» Exercise prompt
Present every line of the data below as a numbered list, skipping any blank lines.

>>>

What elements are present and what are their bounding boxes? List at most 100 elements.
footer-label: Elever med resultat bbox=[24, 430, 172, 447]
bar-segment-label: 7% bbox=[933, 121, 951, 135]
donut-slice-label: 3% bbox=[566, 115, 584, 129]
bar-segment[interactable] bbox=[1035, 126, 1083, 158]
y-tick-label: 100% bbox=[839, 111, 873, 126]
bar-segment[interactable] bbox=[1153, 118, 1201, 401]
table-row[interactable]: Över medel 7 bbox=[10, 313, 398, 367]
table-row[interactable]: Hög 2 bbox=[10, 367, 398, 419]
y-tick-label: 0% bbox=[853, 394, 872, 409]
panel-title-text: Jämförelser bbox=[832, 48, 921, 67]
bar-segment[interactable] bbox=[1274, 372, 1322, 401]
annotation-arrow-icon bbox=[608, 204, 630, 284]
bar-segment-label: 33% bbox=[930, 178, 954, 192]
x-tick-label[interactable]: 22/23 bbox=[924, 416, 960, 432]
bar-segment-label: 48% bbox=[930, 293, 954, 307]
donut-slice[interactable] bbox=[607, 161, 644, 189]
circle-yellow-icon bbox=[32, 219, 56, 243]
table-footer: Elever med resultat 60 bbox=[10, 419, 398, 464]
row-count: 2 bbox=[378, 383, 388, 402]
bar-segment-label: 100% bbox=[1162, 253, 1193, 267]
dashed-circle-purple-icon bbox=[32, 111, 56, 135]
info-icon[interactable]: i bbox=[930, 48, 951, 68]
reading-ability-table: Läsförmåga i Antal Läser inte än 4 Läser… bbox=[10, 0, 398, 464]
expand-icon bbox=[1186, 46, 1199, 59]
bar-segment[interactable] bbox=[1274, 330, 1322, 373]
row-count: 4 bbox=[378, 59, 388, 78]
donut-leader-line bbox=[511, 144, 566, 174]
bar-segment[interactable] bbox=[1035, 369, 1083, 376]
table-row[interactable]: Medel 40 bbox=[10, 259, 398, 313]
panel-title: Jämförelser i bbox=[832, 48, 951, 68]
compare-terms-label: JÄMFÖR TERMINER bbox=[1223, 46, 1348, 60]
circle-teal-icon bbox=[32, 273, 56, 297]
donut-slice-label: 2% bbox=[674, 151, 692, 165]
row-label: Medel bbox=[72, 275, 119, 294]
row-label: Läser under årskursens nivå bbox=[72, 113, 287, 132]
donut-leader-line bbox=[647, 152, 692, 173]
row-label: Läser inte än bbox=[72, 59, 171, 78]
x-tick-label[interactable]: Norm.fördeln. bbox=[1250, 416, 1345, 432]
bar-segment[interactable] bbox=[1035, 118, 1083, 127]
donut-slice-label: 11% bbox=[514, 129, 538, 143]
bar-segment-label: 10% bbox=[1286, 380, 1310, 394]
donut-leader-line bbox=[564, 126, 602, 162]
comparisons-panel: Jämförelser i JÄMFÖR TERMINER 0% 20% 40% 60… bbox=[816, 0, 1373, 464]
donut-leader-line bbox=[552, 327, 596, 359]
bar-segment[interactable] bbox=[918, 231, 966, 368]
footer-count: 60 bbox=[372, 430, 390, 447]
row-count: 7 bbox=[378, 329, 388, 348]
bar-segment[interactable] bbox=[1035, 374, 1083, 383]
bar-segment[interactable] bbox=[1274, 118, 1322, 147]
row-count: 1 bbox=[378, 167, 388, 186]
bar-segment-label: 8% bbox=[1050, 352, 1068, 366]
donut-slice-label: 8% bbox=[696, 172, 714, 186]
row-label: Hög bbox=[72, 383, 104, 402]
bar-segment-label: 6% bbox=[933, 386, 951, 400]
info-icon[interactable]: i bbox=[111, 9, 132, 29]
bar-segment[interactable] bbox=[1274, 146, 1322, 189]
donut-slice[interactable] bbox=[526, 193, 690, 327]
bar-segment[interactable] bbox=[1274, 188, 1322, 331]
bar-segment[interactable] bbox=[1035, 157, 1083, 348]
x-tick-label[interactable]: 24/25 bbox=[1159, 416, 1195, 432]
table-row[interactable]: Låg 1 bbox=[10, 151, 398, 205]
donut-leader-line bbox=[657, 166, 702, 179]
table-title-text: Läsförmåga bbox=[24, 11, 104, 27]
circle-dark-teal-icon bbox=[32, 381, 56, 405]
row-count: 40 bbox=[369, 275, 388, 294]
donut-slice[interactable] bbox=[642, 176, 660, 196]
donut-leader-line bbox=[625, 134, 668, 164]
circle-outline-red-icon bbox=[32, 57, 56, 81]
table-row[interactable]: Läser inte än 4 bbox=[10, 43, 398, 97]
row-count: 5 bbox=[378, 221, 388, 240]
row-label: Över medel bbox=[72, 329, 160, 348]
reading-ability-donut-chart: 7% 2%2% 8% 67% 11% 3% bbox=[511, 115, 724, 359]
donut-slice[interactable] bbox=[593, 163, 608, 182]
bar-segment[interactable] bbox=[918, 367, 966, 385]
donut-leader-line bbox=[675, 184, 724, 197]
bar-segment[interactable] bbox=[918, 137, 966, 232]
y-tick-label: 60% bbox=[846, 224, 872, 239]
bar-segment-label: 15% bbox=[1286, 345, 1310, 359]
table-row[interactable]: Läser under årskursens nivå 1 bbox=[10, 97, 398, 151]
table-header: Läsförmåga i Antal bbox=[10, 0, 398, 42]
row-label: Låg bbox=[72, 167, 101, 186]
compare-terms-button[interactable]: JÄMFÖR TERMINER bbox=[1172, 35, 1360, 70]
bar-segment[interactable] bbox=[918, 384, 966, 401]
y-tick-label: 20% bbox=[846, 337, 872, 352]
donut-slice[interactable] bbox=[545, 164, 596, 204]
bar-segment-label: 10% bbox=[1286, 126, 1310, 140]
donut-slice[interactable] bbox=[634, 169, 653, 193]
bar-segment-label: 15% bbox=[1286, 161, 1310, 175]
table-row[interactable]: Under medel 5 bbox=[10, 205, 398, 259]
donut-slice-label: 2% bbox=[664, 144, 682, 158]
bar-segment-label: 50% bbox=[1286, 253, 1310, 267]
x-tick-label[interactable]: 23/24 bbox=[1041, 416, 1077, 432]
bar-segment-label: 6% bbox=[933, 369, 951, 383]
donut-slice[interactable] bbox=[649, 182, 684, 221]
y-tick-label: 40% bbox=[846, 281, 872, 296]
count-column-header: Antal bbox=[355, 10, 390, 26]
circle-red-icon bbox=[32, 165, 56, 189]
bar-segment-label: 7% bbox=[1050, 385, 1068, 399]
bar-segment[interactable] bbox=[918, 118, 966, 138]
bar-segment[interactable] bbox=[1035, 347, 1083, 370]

<<<

» Reply to the exercise
1. What elements are present and what are their bounding boxes? List at most 100 elements.
2. footer-label: Elever med resultat bbox=[24, 430, 172, 447]
3. bar-segment-label: 7% bbox=[933, 121, 951, 135]
4. donut-slice-label: 3% bbox=[566, 115, 584, 129]
5. bar-segment[interactable] bbox=[1035, 126, 1083, 158]
6. y-tick-label: 100% bbox=[839, 111, 873, 126]
7. bar-segment[interactable] bbox=[1153, 118, 1201, 401]
8. table-row[interactable]: Över medel 7 bbox=[10, 313, 398, 367]
9. table-row[interactable]: Hög 2 bbox=[10, 367, 398, 419]
10. y-tick-label: 0% bbox=[853, 394, 872, 409]
11. panel-title-text: Jämförelser bbox=[832, 48, 921, 67]
12. bar-segment[interactable] bbox=[1274, 372, 1322, 401]
13. annotation-arrow-icon bbox=[608, 204, 630, 284]
14. bar-segment-label: 33% bbox=[930, 178, 954, 192]
15. x-tick-label[interactable]: 22/23 bbox=[924, 416, 960, 432]
16. bar-segment-label: 48% bbox=[930, 293, 954, 307]
17. donut-slice[interactable] bbox=[607, 161, 644, 189]
18. circle-yellow-icon bbox=[32, 219, 56, 243]
19. table-footer: Elever med resultat 60 bbox=[10, 419, 398, 464]
20. row-count: 2 bbox=[378, 383, 388, 402]
21. bar-segment-label: 100% bbox=[1162, 253, 1193, 267]
22. dashed-circle-purple-icon bbox=[32, 111, 56, 135]
23. info-icon[interactable]: i bbox=[930, 48, 951, 68]
24. reading-ability-table: Läsförmåga i Antal Läser inte än 4 Läser… bbox=[10, 0, 398, 464]
25. expand-icon bbox=[1186, 46, 1199, 59]
26. bar-segment[interactable] bbox=[1274, 330, 1322, 373]
27. row-count: 4 bbox=[378, 59, 388, 78]
28. donut-leader-line bbox=[511, 144, 566, 174]
29. bar-segment[interactable] bbox=[1035, 369, 1083, 376]
30. table-row[interactable]: Medel 40 bbox=[10, 259, 398, 313]
31. panel-title: Jämförelser i bbox=[832, 48, 951, 68]
32. compare-terms-label: JÄMFÖR TERMINER bbox=[1223, 46, 1348, 60]
33. circle-teal-icon bbox=[32, 273, 56, 297]
34. donut-slice-label: 2% bbox=[674, 151, 692, 165]
35. row-label: Medel bbox=[72, 275, 119, 294]
36. row-label: Läser under årskursens nivå bbox=[72, 113, 287, 132]
37. donut-leader-line bbox=[647, 152, 692, 173]
38. row-label: Läser inte än bbox=[72, 59, 171, 78]
39. x-tick-label[interactable]: Norm.fördeln. bbox=[1250, 416, 1345, 432]
40. bar-segment[interactable] bbox=[1035, 118, 1083, 127]
41. donut-slice-label: 11% bbox=[514, 129, 538, 143]
42. bar-segment-label: 10% bbox=[1286, 380, 1310, 394]
43. donut-leader-line bbox=[564, 126, 602, 162]
44. comparisons-panel: Jämförelser i JÄMFÖR TERMINER 0% 20% 40% 60… bbox=[816, 0, 1373, 464]
45. donut-leader-line bbox=[552, 327, 596, 359]
46. bar-segment[interactable] bbox=[918, 231, 966, 368]
47. footer-count: 60 bbox=[372, 430, 390, 447]
48. row-count: 7 bbox=[378, 329, 388, 348]
49. bar-segment[interactable] bbox=[1035, 374, 1083, 383]
50. bar-segment[interactable] bbox=[1274, 118, 1322, 147]
51. row-count: 1 bbox=[378, 167, 388, 186]
52. bar-segment-label: 8% bbox=[1050, 352, 1068, 366]
53. donut-slice-label: 8% bbox=[696, 172, 714, 186]
54. row-label: Hög bbox=[72, 383, 104, 402]
55. bar-segment-label: 6% bbox=[933, 386, 951, 400]
56. info-icon[interactable]: i bbox=[111, 9, 132, 29]
57. bar-segment[interactable] bbox=[1274, 146, 1322, 189]
58. donut-slice[interactable] bbox=[526, 193, 690, 327]
59. bar-segment[interactable] bbox=[1274, 188, 1322, 331]
60. bar-segment[interactable] bbox=[1035, 157, 1083, 348]
61. x-tick-label[interactable]: 24/25 bbox=[1159, 416, 1195, 432]
62. table-row[interactable]: Låg 1 bbox=[10, 151, 398, 205]
63. donut-leader-line bbox=[657, 166, 702, 179]
64. table-title-text: Läsförmåga bbox=[24, 11, 104, 27]
65. circle-dark-teal-icon bbox=[32, 381, 56, 405]
66. row-count: 40 bbox=[369, 275, 388, 294]
67. donut-slice[interactable] bbox=[642, 176, 660, 196]
68. donut-leader-line bbox=[625, 134, 668, 164]
69. circle-outline-red-icon bbox=[32, 57, 56, 81]
70. table-row[interactable]: Läser inte än 4 bbox=[10, 43, 398, 97]
71. row-count: 5 bbox=[378, 221, 388, 240]
72. row-label: Över medel bbox=[72, 329, 160, 348]
73. reading-ability-donut-chart: 7% 2%2% 8% 67% 11% 3% bbox=[511, 115, 724, 359]
74. donut-slice[interactable] bbox=[593, 163, 608, 182]
75. bar-segment[interactable] bbox=[918, 367, 966, 385]
76. donut-leader-line bbox=[675, 184, 724, 197]
77. bar-segment[interactable] bbox=[918, 137, 966, 232]
78. y-tick-label: 60% bbox=[846, 224, 872, 239]
79. bar-segment-label: 15% bbox=[1286, 345, 1310, 359]
80. table-row[interactable]: Läser under årskursens nivå 1 bbox=[10, 97, 398, 151]
81. table-header: Läsförmåga i Antal bbox=[10, 0, 398, 42]
82. row-label: Låg bbox=[72, 167, 101, 186]
83. compare-terms-button[interactable]: JÄMFÖR TERMINER bbox=[1172, 35, 1360, 70]
84. bar-segment[interactable] bbox=[918, 384, 966, 401]
85. y-tick-label: 20% bbox=[846, 337, 872, 352]
86. donut-slice[interactable] bbox=[545, 164, 596, 204]
87. bar-segment-label: 10% bbox=[1286, 126, 1310, 140]
88. donut-slice[interactable] bbox=[634, 169, 653, 193]
89. bar-segment-label: 15% bbox=[1286, 161, 1310, 175]
90. table-row[interactable]: Under medel 5 bbox=[10, 205, 398, 259]
91. donut-slice-label: 2% bbox=[664, 144, 682, 158]
92. bar-segment-label: 50% bbox=[1286, 253, 1310, 267]
93. x-tick-label[interactable]: 23/24 bbox=[1041, 416, 1077, 432]
94. bar-segment-label: 6% bbox=[933, 369, 951, 383]
95. donut-slice[interactable] bbox=[649, 182, 684, 221]
96. y-tick-label: 40% bbox=[846, 281, 872, 296]
97. count-column-header: Antal bbox=[355, 10, 390, 26]
98. circle-red-icon bbox=[32, 165, 56, 189]
99. bar-segment-label: 7% bbox=[1050, 385, 1068, 399]
100. bar-segment[interactable] bbox=[918, 118, 966, 138]
101. bar-segment[interactable] bbox=[1035, 347, 1083, 370]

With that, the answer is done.